Data records:
— Start —
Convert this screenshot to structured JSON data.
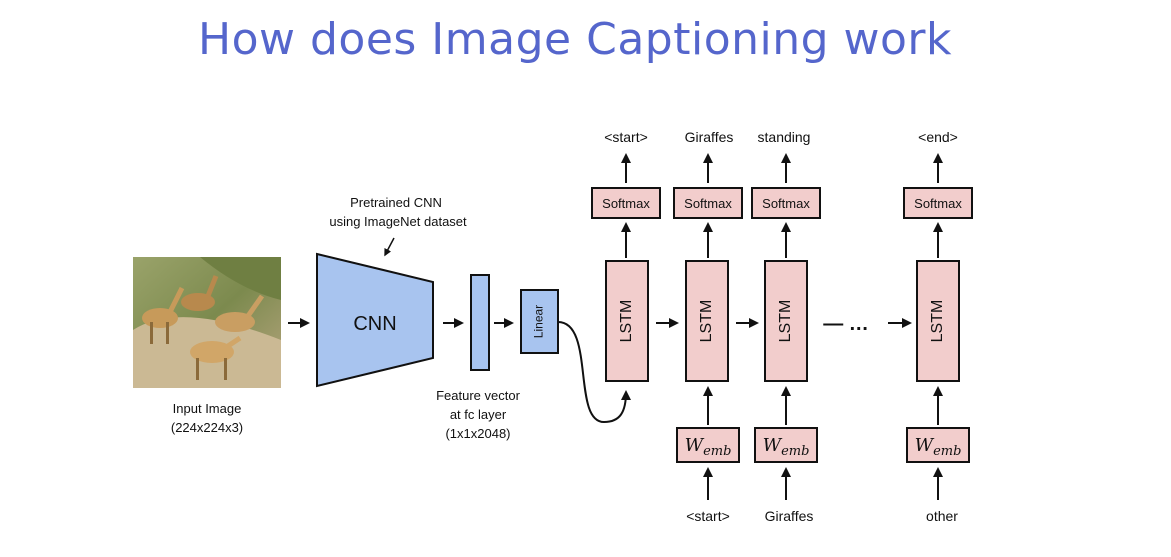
{
  "title": "How does Image Captioning work",
  "input": {
    "label": "Input Image",
    "dims": "(224x224x3)"
  },
  "cnn": {
    "label": "CNN",
    "annotation_line1": "Pretrained CNN",
    "annotation_line2": "using ImageNet dataset"
  },
  "feature": {
    "line1": "Feature vector",
    "line2": "at fc layer",
    "line3": "(1x1x2048)"
  },
  "linear_label": "Linear",
  "lstm_label": "LSTM",
  "softmax_label": "Softmax",
  "wemb": {
    "base": "W",
    "sub": "emb"
  },
  "dots": "— …",
  "outputs": [
    "<start>",
    "Giraffes",
    "standing",
    "<end>"
  ],
  "inputs": [
    "<start>",
    "Giraffes",
    "other"
  ],
  "colors": {
    "title": "#5566cc",
    "cnn_fill": "#a8c4ef",
    "box_fill": "#f2cdcc",
    "border": "#111111"
  }
}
— End —
Repeat all of the records verbatim, leaving out the pictures.

Convert this screenshot to structured JSON data.
{
  "title": "How does Image Captioning work",
  "input": {
    "label": "Input Image",
    "dims": "(224x224x3)"
  },
  "cnn": {
    "label": "CNN",
    "annotation_line1": "Pretrained CNN",
    "annotation_line2": "using ImageNet dataset"
  },
  "feature": {
    "line1": "Feature vector",
    "line2": "at fc layer",
    "line3": "(1x1x2048)"
  },
  "linear_label": "Linear",
  "lstm_label": "LSTM",
  "softmax_label": "Softmax",
  "wemb": {
    "base": "W",
    "sub": "emb"
  },
  "dots": "— …",
  "outputs": [
    "<start>",
    "Giraffes",
    "standing",
    "<end>"
  ],
  "inputs": [
    "<start>",
    "Giraffes",
    "other"
  ],
  "colors": {
    "title": "#5566cc",
    "cnn_fill": "#a8c4ef",
    "box_fill": "#f2cdcc",
    "border": "#111111"
  }
}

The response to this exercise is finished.